Output all lines exactly.

■ Available data

• • • • • • •

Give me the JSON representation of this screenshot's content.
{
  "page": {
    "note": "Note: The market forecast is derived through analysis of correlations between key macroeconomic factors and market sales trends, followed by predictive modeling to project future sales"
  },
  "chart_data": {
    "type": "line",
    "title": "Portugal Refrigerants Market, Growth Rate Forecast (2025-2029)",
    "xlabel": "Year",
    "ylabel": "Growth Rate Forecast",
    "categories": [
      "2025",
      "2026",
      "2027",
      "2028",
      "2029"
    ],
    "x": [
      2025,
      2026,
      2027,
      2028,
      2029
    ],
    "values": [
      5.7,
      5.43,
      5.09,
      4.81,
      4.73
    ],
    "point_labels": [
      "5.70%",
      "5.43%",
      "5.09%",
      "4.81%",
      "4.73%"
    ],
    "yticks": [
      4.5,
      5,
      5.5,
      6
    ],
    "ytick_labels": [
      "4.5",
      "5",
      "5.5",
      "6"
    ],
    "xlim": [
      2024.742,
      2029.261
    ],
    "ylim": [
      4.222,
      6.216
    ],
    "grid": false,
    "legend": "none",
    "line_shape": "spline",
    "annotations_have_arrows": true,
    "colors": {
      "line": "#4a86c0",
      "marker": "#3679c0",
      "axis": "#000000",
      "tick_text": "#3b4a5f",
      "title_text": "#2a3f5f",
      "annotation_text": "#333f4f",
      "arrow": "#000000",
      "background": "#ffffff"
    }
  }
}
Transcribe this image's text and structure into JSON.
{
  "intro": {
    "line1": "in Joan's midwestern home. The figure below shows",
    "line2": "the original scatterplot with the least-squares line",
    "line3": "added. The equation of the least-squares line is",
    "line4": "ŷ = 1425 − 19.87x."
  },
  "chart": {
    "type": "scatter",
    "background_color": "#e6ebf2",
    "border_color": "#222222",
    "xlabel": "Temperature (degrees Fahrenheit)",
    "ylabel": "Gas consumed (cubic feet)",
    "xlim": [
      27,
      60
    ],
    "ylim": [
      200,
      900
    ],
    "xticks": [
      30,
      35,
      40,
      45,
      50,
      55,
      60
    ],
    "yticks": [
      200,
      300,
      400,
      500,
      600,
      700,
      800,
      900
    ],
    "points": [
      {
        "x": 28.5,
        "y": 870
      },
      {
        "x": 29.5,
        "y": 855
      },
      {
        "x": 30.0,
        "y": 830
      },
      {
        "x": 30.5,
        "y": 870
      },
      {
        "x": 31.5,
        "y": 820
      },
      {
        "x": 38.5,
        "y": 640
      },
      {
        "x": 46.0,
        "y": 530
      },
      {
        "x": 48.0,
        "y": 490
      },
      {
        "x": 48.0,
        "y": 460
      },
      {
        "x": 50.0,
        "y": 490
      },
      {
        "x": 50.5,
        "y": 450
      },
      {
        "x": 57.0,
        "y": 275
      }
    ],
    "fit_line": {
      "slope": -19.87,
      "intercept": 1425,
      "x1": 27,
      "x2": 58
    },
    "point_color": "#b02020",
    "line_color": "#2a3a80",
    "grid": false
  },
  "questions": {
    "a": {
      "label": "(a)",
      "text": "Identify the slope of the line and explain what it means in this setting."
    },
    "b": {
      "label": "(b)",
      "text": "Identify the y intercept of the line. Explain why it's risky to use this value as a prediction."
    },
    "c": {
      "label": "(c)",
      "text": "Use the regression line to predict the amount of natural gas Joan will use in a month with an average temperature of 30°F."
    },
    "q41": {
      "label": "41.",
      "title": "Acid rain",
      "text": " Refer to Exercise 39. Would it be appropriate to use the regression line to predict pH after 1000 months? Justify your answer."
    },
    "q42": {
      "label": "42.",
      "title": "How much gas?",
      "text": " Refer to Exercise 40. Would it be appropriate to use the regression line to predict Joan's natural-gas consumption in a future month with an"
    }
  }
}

• • • • • • •

■ The result
Give me the JSON representation of this screenshot's content.
{
  "page": {
    "note": "Note: The market forecast is derived through analysis of correlations between key macroeconomic factors and market sales trends, followed by predictive modeling to project future sales"
  },
  "chart_data": {
    "type": "line",
    "title": "Portugal Refrigerants Market, Growth Rate Forecast (2025-2029)",
    "xlabel": "Year",
    "ylabel": "Growth Rate Forecast",
    "categories": [
      "2025",
      "2026",
      "2027",
      "2028",
      "2029"
    ],
    "x": [
      2025,
      2026,
      2027,
      2028,
      2029
    ],
    "values": [
      5.7,
      5.43,
      5.09,
      4.81,
      4.73
    ],
    "point_labels": [
      "5.70%",
      "5.43%",
      "5.09%",
      "4.81%",
      "4.73%"
    ],
    "yticks": [
      4.5,
      5,
      5.5,
      6
    ],
    "ytick_labels": [
      "4.5",
      "5",
      "5.5",
      "6"
    ],
    "xlim": [
      2024.742,
      2029.261
    ],
    "ylim": [
      4.222,
      6.216
    ],
    "grid": false,
    "legend": "none",
    "line_shape": "spline",
    "annotations_have_arrows": true,
    "colors": {
      "line": "#4a86c0",
      "marker": "#3679c0",
      "axis": "#000000",
      "tick_text": "#3b4a5f",
      "title_text": "#2a3f5f",
      "annotation_text": "#333f4f",
      "arrow": "#000000",
      "background": "#ffffff"
    }
  }
}
Transcribe this image's text and structure into JSON.
{
  "intro": {
    "line1": "in Joan's midwestern home. The figure below shows",
    "line2": "the original scatterplot with the least-squares line",
    "line3": "added. The equation of the least-squares line is",
    "line4": "ŷ = 1425 − 19.87x."
  },
  "chart": {
    "type": "scatter",
    "background_color": "#e6ebf2",
    "border_color": "#222222",
    "xlabel": "Temperature (degrees Fahrenheit)",
    "ylabel": "Gas consumed (cubic feet)",
    "xlim": [
      27,
      60
    ],
    "ylim": [
      200,
      900
    ],
    "xticks": [
      30,
      35,
      40,
      45,
      50,
      55,
      60
    ],
    "yticks": [
      200,
      300,
      400,
      500,
      600,
      700,
      800,
      900
    ],
    "points": [
      {
        "x": 28.5,
        "y": 870
      },
      {
        "x": 29.5,
        "y": 855
      },
      {
        "x": 30.0,
        "y": 830
      },
      {
        "x": 30.5,
        "y": 870
      },
      {
        "x": 31.5,
        "y": 820
      },
      {
        "x": 38.5,
        "y": 640
      },
      {
        "x": 46.0,
        "y": 530
      },
      {
        "x": 48.0,
        "y": 490
      },
      {
        "x": 48.0,
        "y": 460
      },
      {
        "x": 50.0,
        "y": 490
      },
      {
        "x": 50.5,
        "y": 450
      },
      {
        "x": 57.0,
        "y": 275
      }
    ],
    "fit_line": {
      "slope": -19.87,
      "intercept": 1425,
      "x1": 27,
      "x2": 58
    },
    "point_color": "#b02020",
    "line_color": "#2a3a80",
    "grid": false
  },
  "questions": {
    "a": {
      "label": "(a)",
      "text": "Identify the slope of the line and explain what it means in this setting."
    },
    "b": {
      "label": "(b)",
      "text": "Identify the y intercept of the line. Explain why it's risky to use this value as a prediction."
    },
    "c": {
      "label": "(c)",
      "text": "Use the regression line to predict the amount of natural gas Joan will use in a month with an average temperature of 30°F."
    },
    "q41": {
      "label": "41.",
      "title": "Acid rain",
      "text": " Refer to Exercise 39. Would it be appropriate to use the regression line to predict pH after 1000 months? Justify your answer."
    },
    "q42": {
      "label": "42.",
      "title": "How much gas?",
      "text": " Refer to Exercise 40. Would it be appropriate to use the regression line to predict Joan's natural-gas consumption in a future month with an"
    }
  }
}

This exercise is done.